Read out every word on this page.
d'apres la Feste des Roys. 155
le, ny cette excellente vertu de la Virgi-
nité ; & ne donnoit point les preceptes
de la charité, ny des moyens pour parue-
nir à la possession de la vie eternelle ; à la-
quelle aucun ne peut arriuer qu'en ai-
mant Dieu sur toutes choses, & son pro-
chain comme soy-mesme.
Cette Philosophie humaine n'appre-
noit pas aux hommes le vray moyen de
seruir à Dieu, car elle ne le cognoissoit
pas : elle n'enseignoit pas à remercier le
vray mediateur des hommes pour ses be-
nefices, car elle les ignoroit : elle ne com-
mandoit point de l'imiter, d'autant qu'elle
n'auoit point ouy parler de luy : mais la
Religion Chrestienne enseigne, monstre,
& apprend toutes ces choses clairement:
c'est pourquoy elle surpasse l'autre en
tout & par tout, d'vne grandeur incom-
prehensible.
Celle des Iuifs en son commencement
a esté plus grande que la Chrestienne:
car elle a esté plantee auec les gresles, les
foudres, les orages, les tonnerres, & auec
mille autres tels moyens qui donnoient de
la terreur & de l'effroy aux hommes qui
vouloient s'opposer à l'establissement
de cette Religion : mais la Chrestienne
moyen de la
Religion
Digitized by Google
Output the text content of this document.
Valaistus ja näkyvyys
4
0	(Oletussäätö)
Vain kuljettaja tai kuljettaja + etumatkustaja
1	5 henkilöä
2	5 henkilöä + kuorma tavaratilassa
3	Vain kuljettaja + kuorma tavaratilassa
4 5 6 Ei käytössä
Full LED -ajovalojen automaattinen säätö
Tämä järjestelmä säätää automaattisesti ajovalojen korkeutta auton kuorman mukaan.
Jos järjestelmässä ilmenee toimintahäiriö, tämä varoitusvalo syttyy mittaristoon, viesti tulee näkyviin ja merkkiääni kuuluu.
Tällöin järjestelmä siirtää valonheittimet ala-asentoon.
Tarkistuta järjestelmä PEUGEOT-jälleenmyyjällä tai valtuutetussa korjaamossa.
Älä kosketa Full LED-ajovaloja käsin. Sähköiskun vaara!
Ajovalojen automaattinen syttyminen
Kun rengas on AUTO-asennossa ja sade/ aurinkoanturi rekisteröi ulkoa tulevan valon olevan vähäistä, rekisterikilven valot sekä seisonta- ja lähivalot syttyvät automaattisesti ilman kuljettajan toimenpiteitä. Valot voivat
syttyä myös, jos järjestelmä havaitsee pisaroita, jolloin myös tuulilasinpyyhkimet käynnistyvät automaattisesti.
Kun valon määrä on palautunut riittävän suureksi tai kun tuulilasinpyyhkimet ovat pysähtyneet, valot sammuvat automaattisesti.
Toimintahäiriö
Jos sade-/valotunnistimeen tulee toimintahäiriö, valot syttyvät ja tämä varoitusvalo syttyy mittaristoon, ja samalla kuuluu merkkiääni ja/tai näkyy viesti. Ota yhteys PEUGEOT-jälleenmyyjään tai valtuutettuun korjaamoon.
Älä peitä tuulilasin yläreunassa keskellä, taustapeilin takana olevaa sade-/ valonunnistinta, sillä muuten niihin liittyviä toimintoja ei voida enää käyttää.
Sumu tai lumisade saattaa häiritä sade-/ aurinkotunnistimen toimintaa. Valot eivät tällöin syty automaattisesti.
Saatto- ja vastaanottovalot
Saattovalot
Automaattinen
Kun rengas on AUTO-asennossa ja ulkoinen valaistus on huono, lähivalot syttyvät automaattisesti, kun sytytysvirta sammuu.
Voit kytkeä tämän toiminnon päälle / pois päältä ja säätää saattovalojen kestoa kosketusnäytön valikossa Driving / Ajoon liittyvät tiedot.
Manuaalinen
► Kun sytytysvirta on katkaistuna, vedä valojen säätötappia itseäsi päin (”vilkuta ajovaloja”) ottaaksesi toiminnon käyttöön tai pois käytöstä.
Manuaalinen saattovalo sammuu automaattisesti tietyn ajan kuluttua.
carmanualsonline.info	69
________
* **Your goal**
Output the records exactly, including every line.

* **Final answer**
Read out every word on this page.
d'apres la Feste des Roys. 155
le, ny cette excellente vertu de la Virgi-
nité ; & ne donnoit point les preceptes
de la charité, ny des moyens pour parue-
nir à la possession de la vie eternelle ; à la-
quelle aucun ne peut arriuer qu'en ai-
mant Dieu sur toutes choses, & son pro-
chain comme soy-mesme.
Cette Philosophie humaine n'appre-
noit pas aux hommes le vray moyen de
seruir à Dieu, car elle ne le cognoissoit
pas : elle n'enseignoit pas à remercier le
vray mediateur des hommes pour ses be-
nefices, car elle les ignoroit : elle ne com-
mandoit point de l'imiter, d'autant qu'elle
n'auoit point ouy parler de luy : mais la
Religion Chrestienne enseigne, monstre,
& apprend toutes ces choses clairement:
c'est pourquoy elle surpasse l'autre en
tout & par tout, d'vne grandeur incom-
prehensible.
Celle des Iuifs en son commencement
a esté plus grande que la Chrestienne:
car elle a esté plantee auec les gresles, les
foudres, les orages, les tonnerres, & auec
mille autres tels moyens qui donnoient de
la terreur & de l'effroy aux hommes qui
vouloient s'opposer à l'establissement
de cette Religion : mais la Chrestienne
moyen de la
Religion
Digitized by Google
Output the text content of this document.
Valaistus ja näkyvyys
4
0	(Oletussäätö)
Vain kuljettaja tai kuljettaja + etumatkustaja
1	5 henkilöä
2	5 henkilöä + kuorma tavaratilassa
3	Vain kuljettaja + kuorma tavaratilassa
4 5 6 Ei käytössä
Full LED -ajovalojen automaattinen säätö
Tämä järjestelmä säätää automaattisesti ajovalojen korkeutta auton kuorman mukaan.
Jos järjestelmässä ilmenee toimintahäiriö, tämä varoitusvalo syttyy mittaristoon, viesti tulee näkyviin ja merkkiääni kuuluu.
Tällöin järjestelmä siirtää valonheittimet ala-asentoon.
Tarkistuta järjestelmä PEUGEOT-jälleenmyyjällä tai valtuutetussa korjaamossa.
Älä kosketa Full LED-ajovaloja käsin. Sähköiskun vaara!
Ajovalojen automaattinen syttyminen
Kun rengas on AUTO-asennossa ja sade/ aurinkoanturi rekisteröi ulkoa tulevan valon olevan vähäistä, rekisterikilven valot sekä seisonta- ja lähivalot syttyvät automaattisesti ilman kuljettajan toimenpiteitä. Valot voivat
syttyä myös, jos järjestelmä havaitsee pisaroita, jolloin myös tuulilasinpyyhkimet käynnistyvät automaattisesti.
Kun valon määrä on palautunut riittävän suureksi tai kun tuulilasinpyyhkimet ovat pysähtyneet, valot sammuvat automaattisesti.
Toimintahäiriö
Jos sade-/valotunnistimeen tulee toimintahäiriö, valot syttyvät ja tämä varoitusvalo syttyy mittaristoon, ja samalla kuuluu merkkiääni ja/tai näkyy viesti. Ota yhteys PEUGEOT-jälleenmyyjään tai valtuutettuun korjaamoon.
Älä peitä tuulilasin yläreunassa keskellä, taustapeilin takana olevaa sade-/ valonunnistinta, sillä muuten niihin liittyviä toimintoja ei voida enää käyttää.
Sumu tai lumisade saattaa häiritä sade-/ aurinkotunnistimen toimintaa. Valot eivät tällöin syty automaattisesti.
Saatto- ja vastaanottovalot
Saattovalot
Automaattinen
Kun rengas on AUTO-asennossa ja ulkoinen valaistus on huono, lähivalot syttyvät automaattisesti, kun sytytysvirta sammuu.
Voit kytkeä tämän toiminnon päälle / pois päältä ja säätää saattovalojen kestoa kosketusnäytön valikossa Driving / Ajoon liittyvät tiedot.
Manuaalinen
► Kun sytytysvirta on katkaistuna, vedä valojen säätötappia itseäsi päin (”vilkuta ajovaloja”) ottaaksesi toiminnon käyttöön tai pois käytöstä.
Manuaalinen saattovalo sammuu automaattisesti tietyn ajan kuluttua.
carmanualsonline.info	69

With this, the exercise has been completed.